▸ Alıştırma: Satırların başından "watermark-subtext: COMMUNITY L.L.C bbox=[985, 161, 1029, 167]" ifadesini içeren satıra kadar, o satır da dahil olmak üzere her şeyi kelimesi kelimesine yeniden yazın.
========================================================================
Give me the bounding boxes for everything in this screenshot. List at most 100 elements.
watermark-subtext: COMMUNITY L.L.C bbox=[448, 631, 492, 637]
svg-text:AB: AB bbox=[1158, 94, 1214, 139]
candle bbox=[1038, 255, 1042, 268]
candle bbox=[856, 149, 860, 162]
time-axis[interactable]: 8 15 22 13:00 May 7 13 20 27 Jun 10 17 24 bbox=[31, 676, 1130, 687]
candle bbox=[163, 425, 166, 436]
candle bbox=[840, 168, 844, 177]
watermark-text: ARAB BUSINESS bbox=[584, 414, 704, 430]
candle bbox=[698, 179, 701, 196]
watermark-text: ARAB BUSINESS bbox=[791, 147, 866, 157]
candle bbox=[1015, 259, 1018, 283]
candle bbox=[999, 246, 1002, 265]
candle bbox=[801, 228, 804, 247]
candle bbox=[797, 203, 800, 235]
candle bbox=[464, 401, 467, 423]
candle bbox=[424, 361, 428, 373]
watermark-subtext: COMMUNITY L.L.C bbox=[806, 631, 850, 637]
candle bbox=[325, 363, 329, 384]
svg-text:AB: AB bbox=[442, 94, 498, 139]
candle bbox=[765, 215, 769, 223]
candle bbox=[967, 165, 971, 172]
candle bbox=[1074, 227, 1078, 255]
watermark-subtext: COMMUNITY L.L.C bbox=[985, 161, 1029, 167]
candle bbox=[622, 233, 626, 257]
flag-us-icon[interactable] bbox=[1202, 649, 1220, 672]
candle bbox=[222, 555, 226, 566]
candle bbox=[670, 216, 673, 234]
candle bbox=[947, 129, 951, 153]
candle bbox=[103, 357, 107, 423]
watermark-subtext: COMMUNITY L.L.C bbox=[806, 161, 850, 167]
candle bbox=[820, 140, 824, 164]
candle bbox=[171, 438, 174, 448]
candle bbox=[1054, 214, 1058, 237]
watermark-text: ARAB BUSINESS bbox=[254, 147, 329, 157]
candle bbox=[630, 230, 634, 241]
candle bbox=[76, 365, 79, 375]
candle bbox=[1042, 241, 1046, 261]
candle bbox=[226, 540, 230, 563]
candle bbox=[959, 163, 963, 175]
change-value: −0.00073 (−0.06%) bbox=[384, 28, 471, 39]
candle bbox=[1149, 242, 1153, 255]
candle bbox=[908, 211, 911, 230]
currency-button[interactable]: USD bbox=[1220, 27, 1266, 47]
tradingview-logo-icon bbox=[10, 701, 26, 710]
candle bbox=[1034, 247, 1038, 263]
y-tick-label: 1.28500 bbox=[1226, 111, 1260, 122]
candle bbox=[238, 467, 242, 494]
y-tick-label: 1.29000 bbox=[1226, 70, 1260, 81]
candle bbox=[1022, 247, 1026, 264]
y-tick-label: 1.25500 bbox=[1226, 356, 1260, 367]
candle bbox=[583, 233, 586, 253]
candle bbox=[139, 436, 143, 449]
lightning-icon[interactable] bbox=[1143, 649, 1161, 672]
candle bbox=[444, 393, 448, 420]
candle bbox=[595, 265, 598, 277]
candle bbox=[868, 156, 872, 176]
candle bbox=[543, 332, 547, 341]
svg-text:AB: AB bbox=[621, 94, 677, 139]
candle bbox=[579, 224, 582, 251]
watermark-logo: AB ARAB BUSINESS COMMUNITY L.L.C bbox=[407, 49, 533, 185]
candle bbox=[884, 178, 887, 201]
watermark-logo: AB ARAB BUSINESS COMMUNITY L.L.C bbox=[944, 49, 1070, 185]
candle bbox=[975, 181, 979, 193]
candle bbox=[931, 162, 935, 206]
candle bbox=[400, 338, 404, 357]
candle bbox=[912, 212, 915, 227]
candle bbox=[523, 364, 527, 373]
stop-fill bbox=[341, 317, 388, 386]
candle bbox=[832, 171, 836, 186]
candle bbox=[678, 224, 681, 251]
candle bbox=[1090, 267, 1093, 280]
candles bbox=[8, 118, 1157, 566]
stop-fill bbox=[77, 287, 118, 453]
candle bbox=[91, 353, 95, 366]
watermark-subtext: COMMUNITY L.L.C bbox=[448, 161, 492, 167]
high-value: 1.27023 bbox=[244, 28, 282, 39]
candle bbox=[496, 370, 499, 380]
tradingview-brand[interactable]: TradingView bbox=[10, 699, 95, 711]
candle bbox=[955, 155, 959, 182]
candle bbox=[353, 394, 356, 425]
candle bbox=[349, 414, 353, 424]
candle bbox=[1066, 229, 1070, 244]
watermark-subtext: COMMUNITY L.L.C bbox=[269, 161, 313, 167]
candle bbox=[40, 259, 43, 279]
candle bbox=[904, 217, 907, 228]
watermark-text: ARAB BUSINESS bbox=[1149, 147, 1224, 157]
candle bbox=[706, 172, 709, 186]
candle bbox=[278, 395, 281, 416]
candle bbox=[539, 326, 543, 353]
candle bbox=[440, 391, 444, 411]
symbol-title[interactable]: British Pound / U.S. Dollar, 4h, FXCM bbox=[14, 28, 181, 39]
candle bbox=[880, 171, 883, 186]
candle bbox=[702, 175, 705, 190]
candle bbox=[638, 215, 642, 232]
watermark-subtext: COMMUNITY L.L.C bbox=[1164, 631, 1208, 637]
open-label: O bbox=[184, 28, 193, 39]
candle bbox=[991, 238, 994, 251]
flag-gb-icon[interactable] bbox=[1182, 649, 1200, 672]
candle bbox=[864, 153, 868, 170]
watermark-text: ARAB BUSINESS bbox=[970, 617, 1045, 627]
========================================================================
▸ Alıştırmanın Cevabı:
Give me the bounding boxes for everything in this screenshot. List at most 100 elements.
watermark-subtext: COMMUNITY L.L.C bbox=[448, 631, 492, 637]
svg-text:AB: AB bbox=[1158, 94, 1214, 139]
candle bbox=[1038, 255, 1042, 268]
candle bbox=[856, 149, 860, 162]
time-axis[interactable]: 8 15 22 13:00 May 7 13 20 27 Jun 10 17 24 bbox=[31, 676, 1130, 687]
candle bbox=[163, 425, 166, 436]
candle bbox=[840, 168, 844, 177]
watermark-text: ARAB BUSINESS bbox=[584, 414, 704, 430]
candle bbox=[698, 179, 701, 196]
watermark-text: ARAB BUSINESS bbox=[791, 147, 866, 157]
candle bbox=[1015, 259, 1018, 283]
candle bbox=[999, 246, 1002, 265]
candle bbox=[801, 228, 804, 247]
candle bbox=[797, 203, 800, 235]
candle bbox=[464, 401, 467, 423]
candle bbox=[424, 361, 428, 373]
watermark-subtext: COMMUNITY L.L.C bbox=[806, 631, 850, 637]
candle bbox=[325, 363, 329, 384]
svg-text:AB: AB bbox=[442, 94, 498, 139]
candle bbox=[765, 215, 769, 223]
candle bbox=[967, 165, 971, 172]
candle bbox=[1074, 227, 1078, 255]
watermark-subtext: COMMUNITY L.L.C bbox=[985, 161, 1029, 167]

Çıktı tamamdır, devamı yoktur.